▶ TASK DIRECTIONS
Scan the material below for the string "icon", and copy every line where it shows up.

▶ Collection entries
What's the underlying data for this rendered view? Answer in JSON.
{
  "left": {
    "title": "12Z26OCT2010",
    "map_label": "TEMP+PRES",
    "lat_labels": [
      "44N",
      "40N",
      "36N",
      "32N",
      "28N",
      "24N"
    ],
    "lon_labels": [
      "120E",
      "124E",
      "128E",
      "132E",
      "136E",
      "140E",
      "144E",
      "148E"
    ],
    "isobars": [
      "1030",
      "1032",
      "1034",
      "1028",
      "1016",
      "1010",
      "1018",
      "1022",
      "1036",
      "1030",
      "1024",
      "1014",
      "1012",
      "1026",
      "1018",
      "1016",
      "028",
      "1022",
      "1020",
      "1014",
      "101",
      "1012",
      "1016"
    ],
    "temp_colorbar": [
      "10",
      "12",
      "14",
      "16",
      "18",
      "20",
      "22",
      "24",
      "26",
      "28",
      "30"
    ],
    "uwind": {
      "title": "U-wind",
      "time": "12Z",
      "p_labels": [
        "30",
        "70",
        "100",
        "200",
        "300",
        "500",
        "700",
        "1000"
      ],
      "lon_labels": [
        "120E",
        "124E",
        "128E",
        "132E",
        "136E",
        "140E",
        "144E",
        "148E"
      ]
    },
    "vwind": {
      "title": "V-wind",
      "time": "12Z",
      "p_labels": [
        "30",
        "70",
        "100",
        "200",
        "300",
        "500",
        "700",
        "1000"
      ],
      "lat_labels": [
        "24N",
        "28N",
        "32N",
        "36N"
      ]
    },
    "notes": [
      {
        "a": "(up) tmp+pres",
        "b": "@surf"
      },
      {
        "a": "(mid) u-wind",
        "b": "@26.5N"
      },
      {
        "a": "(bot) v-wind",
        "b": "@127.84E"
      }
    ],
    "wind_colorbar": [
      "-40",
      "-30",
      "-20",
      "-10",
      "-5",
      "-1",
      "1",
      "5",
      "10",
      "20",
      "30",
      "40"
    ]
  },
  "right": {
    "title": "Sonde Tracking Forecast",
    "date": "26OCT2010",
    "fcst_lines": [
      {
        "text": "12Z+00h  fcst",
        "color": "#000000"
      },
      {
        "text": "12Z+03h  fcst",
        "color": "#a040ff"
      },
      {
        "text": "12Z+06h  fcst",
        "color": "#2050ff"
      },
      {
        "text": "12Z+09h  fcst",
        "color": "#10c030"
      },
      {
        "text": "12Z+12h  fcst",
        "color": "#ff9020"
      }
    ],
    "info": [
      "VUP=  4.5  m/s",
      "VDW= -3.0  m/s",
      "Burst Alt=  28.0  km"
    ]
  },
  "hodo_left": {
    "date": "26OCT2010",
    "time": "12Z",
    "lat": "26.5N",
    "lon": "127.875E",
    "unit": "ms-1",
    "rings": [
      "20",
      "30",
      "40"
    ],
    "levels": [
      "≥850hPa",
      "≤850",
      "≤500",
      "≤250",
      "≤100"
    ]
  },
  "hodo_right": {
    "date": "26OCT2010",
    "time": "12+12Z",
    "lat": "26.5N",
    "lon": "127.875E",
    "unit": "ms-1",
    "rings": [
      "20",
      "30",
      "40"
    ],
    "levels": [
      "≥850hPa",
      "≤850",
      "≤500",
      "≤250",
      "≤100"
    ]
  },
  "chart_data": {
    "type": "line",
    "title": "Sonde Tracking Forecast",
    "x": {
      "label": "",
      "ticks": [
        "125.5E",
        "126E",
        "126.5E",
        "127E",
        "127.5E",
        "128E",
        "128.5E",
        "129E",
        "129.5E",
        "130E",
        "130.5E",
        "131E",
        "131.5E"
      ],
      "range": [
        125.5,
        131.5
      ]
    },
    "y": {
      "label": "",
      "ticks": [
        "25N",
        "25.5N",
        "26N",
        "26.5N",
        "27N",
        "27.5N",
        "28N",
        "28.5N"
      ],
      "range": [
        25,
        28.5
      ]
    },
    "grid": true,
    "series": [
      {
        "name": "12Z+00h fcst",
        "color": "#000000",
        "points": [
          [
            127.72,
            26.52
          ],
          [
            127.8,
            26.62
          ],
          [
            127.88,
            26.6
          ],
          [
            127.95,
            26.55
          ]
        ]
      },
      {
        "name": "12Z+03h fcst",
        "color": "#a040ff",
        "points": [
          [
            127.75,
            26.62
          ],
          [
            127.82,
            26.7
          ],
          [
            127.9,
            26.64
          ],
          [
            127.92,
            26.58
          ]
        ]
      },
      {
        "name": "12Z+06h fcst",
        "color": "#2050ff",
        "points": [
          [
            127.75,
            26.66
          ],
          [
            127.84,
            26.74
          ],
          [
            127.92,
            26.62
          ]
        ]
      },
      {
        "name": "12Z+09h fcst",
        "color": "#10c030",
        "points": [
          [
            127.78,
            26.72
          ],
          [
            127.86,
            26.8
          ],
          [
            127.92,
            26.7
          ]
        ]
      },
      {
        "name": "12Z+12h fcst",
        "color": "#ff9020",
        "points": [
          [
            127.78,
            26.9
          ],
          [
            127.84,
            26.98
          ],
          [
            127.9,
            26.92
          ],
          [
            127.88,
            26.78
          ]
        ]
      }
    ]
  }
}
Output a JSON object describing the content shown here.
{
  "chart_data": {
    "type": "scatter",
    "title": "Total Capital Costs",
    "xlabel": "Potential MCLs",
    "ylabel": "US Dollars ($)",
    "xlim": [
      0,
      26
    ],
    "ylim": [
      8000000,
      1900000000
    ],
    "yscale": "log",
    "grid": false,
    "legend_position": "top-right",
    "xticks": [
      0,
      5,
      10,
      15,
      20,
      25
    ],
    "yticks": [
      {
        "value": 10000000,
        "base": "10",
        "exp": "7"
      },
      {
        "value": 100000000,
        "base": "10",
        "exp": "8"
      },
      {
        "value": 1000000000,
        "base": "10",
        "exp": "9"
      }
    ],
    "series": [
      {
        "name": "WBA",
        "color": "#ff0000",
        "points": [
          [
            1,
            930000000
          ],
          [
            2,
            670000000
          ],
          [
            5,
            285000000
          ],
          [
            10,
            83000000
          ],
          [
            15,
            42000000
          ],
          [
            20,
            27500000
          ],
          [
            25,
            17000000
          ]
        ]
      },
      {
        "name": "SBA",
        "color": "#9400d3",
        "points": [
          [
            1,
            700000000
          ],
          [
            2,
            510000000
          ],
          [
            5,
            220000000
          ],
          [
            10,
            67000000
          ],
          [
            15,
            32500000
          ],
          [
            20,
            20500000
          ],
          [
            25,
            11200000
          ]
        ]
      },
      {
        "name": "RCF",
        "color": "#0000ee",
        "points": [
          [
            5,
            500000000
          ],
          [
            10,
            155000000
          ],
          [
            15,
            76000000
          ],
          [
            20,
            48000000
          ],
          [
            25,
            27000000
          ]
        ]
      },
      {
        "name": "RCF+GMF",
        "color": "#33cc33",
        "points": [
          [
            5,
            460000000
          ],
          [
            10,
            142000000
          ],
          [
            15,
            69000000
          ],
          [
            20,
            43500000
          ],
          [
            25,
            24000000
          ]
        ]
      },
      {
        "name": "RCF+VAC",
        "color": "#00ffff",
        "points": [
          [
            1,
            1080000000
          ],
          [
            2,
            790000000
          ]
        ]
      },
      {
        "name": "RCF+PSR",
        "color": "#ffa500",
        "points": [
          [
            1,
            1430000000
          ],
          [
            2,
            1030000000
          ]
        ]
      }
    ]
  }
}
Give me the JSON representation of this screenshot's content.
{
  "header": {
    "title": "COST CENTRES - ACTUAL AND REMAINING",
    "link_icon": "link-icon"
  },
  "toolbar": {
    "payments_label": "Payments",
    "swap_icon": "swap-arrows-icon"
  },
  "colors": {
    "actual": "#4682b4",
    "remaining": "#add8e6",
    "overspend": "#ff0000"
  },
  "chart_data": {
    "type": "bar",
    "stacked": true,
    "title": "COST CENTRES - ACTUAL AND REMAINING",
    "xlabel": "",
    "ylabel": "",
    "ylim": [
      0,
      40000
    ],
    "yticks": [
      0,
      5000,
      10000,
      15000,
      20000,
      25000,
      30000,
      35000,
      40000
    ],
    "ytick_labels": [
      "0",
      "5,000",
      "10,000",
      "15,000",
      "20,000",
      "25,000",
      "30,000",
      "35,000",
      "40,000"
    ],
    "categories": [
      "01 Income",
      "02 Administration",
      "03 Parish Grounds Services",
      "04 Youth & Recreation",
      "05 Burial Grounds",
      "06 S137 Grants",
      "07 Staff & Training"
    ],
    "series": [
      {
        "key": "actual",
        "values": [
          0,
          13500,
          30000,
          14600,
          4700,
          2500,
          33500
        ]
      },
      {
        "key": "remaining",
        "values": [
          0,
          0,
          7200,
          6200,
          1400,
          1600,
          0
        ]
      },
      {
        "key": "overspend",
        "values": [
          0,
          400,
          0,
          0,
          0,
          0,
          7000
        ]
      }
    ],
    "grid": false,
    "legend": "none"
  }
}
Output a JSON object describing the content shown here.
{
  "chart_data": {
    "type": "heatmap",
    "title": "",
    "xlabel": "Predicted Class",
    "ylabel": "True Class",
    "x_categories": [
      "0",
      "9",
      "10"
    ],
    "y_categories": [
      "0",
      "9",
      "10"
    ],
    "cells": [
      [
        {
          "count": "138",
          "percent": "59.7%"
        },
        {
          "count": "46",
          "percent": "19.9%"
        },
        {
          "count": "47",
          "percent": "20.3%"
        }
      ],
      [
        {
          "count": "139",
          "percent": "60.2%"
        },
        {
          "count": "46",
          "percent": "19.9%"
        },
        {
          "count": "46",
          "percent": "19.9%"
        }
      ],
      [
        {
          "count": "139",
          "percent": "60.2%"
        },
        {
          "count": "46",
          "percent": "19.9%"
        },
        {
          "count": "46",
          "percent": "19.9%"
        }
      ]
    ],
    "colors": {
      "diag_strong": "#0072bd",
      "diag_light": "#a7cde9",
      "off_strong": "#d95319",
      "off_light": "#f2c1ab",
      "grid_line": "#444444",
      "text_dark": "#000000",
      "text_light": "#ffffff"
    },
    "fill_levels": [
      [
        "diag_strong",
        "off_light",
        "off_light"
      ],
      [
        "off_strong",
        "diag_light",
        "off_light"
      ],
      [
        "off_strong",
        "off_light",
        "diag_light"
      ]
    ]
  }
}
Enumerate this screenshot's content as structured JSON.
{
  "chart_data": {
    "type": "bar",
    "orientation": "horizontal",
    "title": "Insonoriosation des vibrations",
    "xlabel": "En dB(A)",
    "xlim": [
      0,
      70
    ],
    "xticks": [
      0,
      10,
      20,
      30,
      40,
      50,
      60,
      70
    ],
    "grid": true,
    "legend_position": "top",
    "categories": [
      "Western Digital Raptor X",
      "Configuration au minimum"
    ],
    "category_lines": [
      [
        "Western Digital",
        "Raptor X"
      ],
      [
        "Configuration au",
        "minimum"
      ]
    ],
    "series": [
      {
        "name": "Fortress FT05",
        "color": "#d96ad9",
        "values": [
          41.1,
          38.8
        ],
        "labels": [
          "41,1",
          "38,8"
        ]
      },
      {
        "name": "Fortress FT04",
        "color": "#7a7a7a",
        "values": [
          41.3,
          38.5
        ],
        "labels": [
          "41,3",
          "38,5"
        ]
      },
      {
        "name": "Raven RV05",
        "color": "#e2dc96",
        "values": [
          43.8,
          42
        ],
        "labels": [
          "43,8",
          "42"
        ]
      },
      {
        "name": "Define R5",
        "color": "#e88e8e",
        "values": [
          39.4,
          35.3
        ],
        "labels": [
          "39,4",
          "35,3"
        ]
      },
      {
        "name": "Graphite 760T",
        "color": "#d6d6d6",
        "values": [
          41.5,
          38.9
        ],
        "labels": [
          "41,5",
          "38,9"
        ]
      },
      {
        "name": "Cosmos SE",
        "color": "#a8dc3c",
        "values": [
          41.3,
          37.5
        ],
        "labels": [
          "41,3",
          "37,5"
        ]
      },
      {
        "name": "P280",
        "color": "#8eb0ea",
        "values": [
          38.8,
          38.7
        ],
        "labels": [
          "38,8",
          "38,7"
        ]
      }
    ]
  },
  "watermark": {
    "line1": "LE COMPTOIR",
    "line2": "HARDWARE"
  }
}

▶ ANSWER TO THIS EXERCISE
    "link_icon": "link-icon"
    "swap_icon": "swap-arrows-icon"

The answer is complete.